(Data items)
* BEGIN *

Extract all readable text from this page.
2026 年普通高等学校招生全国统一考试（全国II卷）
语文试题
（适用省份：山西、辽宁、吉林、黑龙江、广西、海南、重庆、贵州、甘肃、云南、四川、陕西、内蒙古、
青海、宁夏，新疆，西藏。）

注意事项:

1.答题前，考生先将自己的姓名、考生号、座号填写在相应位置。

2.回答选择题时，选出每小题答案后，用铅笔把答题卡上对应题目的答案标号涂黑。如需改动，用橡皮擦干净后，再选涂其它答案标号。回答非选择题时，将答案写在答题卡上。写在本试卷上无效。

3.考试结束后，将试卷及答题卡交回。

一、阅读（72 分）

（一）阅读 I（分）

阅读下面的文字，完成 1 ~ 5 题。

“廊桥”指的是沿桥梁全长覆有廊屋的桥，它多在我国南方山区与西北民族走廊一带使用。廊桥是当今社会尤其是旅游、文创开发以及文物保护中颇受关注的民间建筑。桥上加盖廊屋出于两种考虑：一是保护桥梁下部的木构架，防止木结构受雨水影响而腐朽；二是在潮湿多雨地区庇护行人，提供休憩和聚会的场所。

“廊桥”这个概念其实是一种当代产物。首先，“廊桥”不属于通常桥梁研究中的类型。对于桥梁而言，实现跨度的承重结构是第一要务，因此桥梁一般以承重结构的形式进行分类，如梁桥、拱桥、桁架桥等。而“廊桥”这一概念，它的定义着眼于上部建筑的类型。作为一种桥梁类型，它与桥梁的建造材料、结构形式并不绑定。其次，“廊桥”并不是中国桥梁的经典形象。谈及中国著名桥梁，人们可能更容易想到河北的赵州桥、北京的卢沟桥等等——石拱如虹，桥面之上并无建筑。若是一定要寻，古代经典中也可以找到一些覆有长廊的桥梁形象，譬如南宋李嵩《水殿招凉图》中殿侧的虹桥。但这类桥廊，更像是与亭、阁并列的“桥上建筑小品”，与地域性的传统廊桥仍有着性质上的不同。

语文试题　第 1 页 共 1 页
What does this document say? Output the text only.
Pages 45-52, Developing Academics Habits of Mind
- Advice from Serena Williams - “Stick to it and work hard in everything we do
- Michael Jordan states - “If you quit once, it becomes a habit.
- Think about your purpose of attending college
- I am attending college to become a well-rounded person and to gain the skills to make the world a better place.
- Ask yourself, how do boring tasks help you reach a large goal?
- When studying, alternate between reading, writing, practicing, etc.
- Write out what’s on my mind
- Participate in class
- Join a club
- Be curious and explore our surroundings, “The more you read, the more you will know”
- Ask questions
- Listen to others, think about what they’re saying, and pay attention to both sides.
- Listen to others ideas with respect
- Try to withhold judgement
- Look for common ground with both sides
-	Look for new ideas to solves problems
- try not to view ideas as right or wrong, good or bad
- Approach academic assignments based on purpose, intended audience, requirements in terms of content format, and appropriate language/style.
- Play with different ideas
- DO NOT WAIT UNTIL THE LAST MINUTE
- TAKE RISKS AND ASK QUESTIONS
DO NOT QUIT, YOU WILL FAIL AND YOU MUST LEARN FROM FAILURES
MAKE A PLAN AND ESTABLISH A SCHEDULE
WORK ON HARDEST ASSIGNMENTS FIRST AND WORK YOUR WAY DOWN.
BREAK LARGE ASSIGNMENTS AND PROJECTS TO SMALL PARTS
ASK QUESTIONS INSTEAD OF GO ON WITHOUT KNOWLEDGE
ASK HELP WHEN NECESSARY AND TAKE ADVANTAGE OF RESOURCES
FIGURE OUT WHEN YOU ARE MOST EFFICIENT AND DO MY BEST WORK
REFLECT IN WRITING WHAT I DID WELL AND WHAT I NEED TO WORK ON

* END *

#### WRITTEN INSTRUCTION:
Extract every record. Keep wording exact.

#### ANSWER TO THIS EXERCISE:
Extract all readable text from this page.
2026 年普通高等学校招生全国统一考试（全国II卷）
语文试题
（适用省份：山西、辽宁、吉林、黑龙江、广西、海南、重庆、贵州、甘肃、云南、四川、陕西、内蒙古、
青海、宁夏，新疆，西藏。）

注意事项:

1.答题前，考生先将自己的姓名、考生号、座号填写在相应位置。

2.回答选择题时，选出每小题答案后，用铅笔把答题卡上对应题目的答案标号涂黑。如需改动，用橡皮擦干净后，再选涂其它答案标号。回答非选择题时，将答案写在答题卡上。写在本试卷上无效。

3.考试结束后，将试卷及答题卡交回。

一、阅读（72 分）

（一）阅读 I（分）

阅读下面的文字，完成 1 ~ 5 题。

“廊桥”指的是沿桥梁全长覆有廊屋的桥，它多在我国南方山区与西北民族走廊一带使用。廊桥是当今社会尤其是旅游、文创开发以及文物保护中颇受关注的民间建筑。桥上加盖廊屋出于两种考虑：一是保护桥梁下部的木构架，防止木结构受雨水影响而腐朽；二是在潮湿多雨地区庇护行人，提供休憩和聚会的场所。

“廊桥”这个概念其实是一种当代产物。首先，“廊桥”不属于通常桥梁研究中的类型。对于桥梁而言，实现跨度的承重结构是第一要务，因此桥梁一般以承重结构的形式进行分类，如梁桥、拱桥、桁架桥等。而“廊桥”这一概念，它的定义着眼于上部建筑的类型。作为一种桥梁类型，它与桥梁的建造材料、结构形式并不绑定。其次，“廊桥”并不是中国桥梁的经典形象。谈及中国著名桥梁，人们可能更容易想到河北的赵州桥、北京的卢沟桥等等——石拱如虹，桥面之上并无建筑。若是一定要寻，古代经典中也可以找到一些覆有长廊的桥梁形象，譬如南宋李嵩《水殿招凉图》中殿侧的虹桥。但这类桥廊，更像是与亭、阁并列的“桥上建筑小品”，与地域性的传统廊桥仍有着性质上的不同。

语文试题　第 1 页 共 1 页
What does this document say? Output the text only.
Pages 45-52, Developing Academics Habits of Mind
- Advice from Serena Williams - “Stick to it and work hard in everything we do
- Michael Jordan states - “If you quit once, it becomes a habit.
- Think about your purpose of attending college
- I am attending college to become a well-rounded person and to gain the skills to make the world a better place.
- Ask yourself, how do boring tasks help you reach a large goal?
- When studying, alternate between reading, writing, practicing, etc.
- Write out what’s on my mind
- Participate in class
- Join a club
- Be curious and explore our surroundings, “The more you read, the more you will know”
- Ask questions
- Listen to others, think about what they’re saying, and pay attention to both sides.
- Listen to others ideas with respect
- Try to withhold judgement
- Look for common ground with both sides
-	Look for new ideas to solves problems
- try not to view ideas as right or wrong, good or bad
- Approach academic assignments based on purpose, intended audience, requirements in terms of content format, and appropriate language/style.
- Play with different ideas
- DO NOT WAIT UNTIL THE LAST MINUTE
- TAKE RISKS AND ASK QUESTIONS
DO NOT QUIT, YOU WILL FAIL AND YOU MUST LEARN FROM FAILURES
MAKE A PLAN AND ESTABLISH A SCHEDULE
WORK ON HARDEST ASSIGNMENTS FIRST AND WORK YOUR WAY DOWN.
BREAK LARGE ASSIGNMENTS AND PROJECTS TO SMALL PARTS
ASK QUESTIONS INSTEAD OF GO ON WITHOUT KNOWLEDGE
ASK HELP WHEN NECESSARY AND TAKE ADVANTAGE OF RESOURCES
FIGURE OUT WHEN YOU ARE MOST EFFICIENT AND DO MY BEST WORK
REFLECT IN WRITING WHAT I DID WELL AND WHAT I NEED TO WORK ON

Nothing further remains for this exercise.